EXERCISE OBJECTIVE.
Spot each line in the records below where the word "Jump" occurs, then copy it.

(Saved data entries)
>> Start
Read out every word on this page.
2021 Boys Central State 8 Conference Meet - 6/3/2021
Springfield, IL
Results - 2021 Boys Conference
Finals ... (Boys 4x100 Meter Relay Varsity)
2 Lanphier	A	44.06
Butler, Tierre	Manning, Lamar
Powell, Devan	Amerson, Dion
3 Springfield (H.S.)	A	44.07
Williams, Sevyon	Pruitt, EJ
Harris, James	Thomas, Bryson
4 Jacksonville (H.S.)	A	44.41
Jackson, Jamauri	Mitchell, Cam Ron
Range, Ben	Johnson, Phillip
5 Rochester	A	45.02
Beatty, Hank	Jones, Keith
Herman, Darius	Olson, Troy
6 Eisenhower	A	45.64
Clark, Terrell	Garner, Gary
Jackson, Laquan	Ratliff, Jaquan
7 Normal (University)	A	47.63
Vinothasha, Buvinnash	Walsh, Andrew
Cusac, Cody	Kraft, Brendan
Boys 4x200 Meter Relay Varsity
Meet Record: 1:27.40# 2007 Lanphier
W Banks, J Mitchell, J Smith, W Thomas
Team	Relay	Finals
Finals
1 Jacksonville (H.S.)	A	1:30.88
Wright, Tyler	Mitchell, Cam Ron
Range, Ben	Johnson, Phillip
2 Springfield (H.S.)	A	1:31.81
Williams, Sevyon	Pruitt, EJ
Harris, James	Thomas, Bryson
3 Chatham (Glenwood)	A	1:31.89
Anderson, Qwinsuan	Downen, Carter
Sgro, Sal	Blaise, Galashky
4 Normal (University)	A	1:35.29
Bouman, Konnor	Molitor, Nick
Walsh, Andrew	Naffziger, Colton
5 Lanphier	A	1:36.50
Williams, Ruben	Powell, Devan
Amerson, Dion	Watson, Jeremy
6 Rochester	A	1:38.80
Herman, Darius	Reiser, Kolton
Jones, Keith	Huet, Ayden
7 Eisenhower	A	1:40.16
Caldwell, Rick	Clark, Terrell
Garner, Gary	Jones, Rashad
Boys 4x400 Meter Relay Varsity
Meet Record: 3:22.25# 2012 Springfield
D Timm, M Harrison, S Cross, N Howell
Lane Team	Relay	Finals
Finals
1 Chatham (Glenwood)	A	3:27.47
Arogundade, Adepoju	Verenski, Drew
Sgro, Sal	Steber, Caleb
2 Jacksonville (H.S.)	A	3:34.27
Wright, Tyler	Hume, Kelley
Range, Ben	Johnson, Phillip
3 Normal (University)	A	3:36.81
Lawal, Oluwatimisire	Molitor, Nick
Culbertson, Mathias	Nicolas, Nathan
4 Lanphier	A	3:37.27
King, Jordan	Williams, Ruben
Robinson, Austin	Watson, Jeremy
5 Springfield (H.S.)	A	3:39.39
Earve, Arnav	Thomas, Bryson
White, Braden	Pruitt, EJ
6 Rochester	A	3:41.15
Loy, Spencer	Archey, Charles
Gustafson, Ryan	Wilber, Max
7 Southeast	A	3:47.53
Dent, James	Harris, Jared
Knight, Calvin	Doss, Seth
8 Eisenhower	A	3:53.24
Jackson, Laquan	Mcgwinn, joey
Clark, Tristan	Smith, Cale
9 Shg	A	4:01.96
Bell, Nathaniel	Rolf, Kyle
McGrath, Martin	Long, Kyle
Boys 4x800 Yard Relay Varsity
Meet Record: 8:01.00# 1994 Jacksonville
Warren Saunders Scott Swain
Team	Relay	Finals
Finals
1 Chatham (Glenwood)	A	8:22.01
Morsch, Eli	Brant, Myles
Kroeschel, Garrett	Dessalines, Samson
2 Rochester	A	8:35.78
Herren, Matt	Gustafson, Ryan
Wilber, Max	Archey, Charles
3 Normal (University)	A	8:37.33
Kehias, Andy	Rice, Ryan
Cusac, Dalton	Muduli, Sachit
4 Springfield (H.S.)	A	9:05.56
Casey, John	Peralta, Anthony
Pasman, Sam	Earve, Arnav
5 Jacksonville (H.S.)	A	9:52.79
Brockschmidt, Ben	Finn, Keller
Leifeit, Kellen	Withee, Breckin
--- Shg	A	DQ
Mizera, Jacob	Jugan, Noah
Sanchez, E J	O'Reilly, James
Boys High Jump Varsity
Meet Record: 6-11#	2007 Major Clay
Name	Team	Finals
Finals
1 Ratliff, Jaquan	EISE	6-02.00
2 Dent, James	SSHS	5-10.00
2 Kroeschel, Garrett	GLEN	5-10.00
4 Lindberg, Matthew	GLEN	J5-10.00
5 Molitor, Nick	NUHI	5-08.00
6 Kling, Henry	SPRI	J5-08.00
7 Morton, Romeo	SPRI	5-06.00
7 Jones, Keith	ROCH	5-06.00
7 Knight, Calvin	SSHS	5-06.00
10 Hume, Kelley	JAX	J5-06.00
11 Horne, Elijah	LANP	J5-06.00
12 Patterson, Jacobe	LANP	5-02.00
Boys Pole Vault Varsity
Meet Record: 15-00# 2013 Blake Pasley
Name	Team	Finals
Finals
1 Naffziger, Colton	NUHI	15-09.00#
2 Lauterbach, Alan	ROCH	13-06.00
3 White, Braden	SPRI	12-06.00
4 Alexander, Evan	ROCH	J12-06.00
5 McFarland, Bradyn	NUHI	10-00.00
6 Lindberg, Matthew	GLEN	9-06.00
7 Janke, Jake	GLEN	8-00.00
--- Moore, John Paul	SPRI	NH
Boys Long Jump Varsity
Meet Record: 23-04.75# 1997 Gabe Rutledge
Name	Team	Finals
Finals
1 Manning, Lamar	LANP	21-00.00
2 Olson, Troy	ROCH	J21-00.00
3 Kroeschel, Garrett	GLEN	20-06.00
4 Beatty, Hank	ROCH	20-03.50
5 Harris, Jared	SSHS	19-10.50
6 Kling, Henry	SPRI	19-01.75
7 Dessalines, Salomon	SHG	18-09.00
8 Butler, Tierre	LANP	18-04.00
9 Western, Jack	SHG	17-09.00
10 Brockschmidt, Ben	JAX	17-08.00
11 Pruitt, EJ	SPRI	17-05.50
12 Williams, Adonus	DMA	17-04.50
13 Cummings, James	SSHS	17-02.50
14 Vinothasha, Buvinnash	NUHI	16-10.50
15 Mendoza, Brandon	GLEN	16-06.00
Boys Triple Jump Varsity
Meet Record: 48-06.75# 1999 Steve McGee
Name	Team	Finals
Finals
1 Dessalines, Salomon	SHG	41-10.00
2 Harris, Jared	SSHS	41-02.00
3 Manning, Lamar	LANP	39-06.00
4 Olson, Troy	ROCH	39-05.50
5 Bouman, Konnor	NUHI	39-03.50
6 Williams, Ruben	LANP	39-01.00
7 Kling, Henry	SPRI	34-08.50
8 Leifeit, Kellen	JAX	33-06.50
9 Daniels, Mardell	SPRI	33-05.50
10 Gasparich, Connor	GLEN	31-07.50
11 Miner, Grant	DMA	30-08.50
>> End
SOLUTION FOR THIS PROBLEM.
Boys High Jump Varsity
Boys Long Jump Varsity
Boys Triple Jump Varsity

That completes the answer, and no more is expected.